◆ **Task description**:
Give back every line exactly as it appears, pictures excluded.

◆ **Exercise materials**:
-.-.-

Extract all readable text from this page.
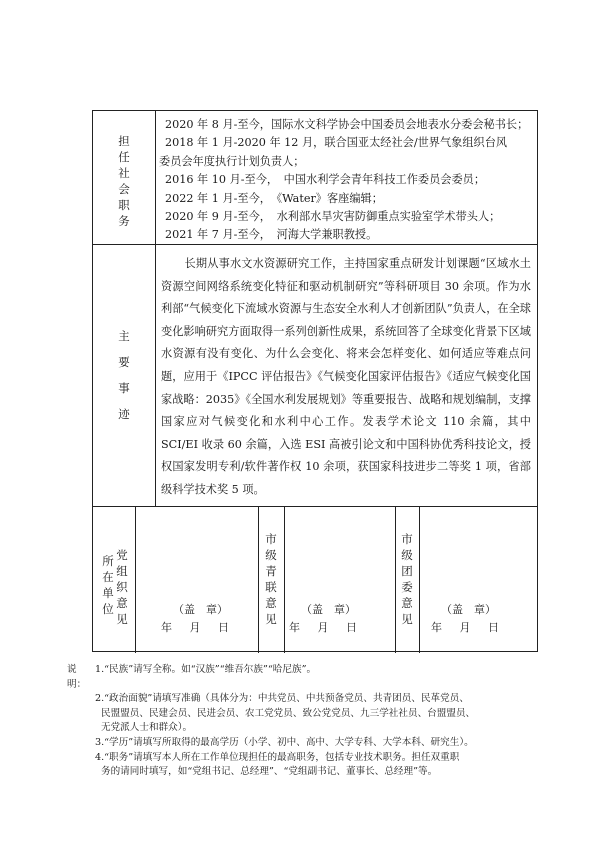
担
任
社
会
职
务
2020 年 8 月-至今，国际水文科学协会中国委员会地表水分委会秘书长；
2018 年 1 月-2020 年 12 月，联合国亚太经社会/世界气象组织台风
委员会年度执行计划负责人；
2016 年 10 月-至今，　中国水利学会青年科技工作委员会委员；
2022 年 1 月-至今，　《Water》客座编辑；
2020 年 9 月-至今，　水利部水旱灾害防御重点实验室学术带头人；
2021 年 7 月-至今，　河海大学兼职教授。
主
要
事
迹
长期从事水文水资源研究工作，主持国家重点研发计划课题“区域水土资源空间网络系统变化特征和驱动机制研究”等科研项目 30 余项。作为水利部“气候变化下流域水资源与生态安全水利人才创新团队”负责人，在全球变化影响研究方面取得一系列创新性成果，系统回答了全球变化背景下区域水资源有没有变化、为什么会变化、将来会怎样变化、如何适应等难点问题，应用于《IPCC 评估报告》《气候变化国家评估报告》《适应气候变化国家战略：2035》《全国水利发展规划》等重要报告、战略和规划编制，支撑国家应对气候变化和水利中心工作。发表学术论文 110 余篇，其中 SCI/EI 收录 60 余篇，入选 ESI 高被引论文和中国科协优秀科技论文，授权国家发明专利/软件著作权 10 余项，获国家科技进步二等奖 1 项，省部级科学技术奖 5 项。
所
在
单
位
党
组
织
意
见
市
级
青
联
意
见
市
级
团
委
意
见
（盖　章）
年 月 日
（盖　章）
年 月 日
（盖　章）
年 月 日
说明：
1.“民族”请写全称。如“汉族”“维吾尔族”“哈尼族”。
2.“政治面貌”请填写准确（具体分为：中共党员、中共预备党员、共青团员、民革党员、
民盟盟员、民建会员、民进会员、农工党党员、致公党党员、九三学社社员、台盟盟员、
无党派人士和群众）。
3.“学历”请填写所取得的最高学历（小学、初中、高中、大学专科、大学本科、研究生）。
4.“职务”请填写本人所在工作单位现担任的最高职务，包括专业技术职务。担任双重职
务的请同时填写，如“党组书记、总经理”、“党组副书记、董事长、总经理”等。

-.-.-

◆ **Exercise result**:
Extract all readable text from this page.
担
任
社
会
职
务
2020 年 8 月-至今，国际水文科学协会中国委员会地表水分委会秘书长；
2018 年 1 月-2020 年 12 月，联合国亚太经社会/世界气象组织台风
委员会年度执行计划负责人；
2016 年 10 月-至今，　中国水利学会青年科技工作委员会委员；
2022 年 1 月-至今，　《Water》客座编辑；
2020 年 9 月-至今，　水利部水旱灾害防御重点实验室学术带头人；
2021 年 7 月-至今，　河海大学兼职教授。
主
要
事
迹
长期从事水文水资源研究工作，主持国家重点研发计划课题“区域水土资源空间网络系统变化特征和驱动机制研究”等科研项目 30 余项。作为水利部“气候变化下流域水资源与生态安全水利人才创新团队”负责人，在全球变化影响研究方面取得一系列创新性成果，系统回答了全球变化背景下区域水资源有没有变化、为什么会变化、将来会怎样变化、如何适应等难点问题，应用于《IPCC 评估报告》《气候变化国家评估报告》《适应气候变化国家战略：2035》《全国水利发展规划》等重要报告、战略和规划编制，支撑国家应对气候变化和水利中心工作。发表学术论文 110 余篇，其中 SCI/EI 收录 60 余篇，入选 ESI 高被引论文和中国科协优秀科技论文，授权国家发明专利/软件著作权 10 余项，获国家科技进步二等奖 1 项，省部级科学技术奖 5 项。
所
在
单
位
党
组
织
意
见
市
级
青
联
意
见
市
级
团
委
意
见
（盖　章）
年 月 日
（盖　章）
年 月 日
（盖　章）
年 月 日
说明：
1.“民族”请写全称。如“汉族”“维吾尔族”“哈尼族”。
2.“政治面貌”请填写准确（具体分为：中共党员、中共预备党员、共青团员、民革党员、
民盟盟员、民建会员、民进会员、农工党党员、致公党党员、九三学社社员、台盟盟员、
无党派人士和群众）。
3.“学历”请填写所取得的最高学历（小学、初中、高中、大学专科、大学本科、研究生）。
4.“职务”请填写本人所在工作单位现担任的最高职务，包括专业技术职务。担任双重职
务的请同时填写，如“党组书记、总经理”、“党组副书记、董事长、总经理”等。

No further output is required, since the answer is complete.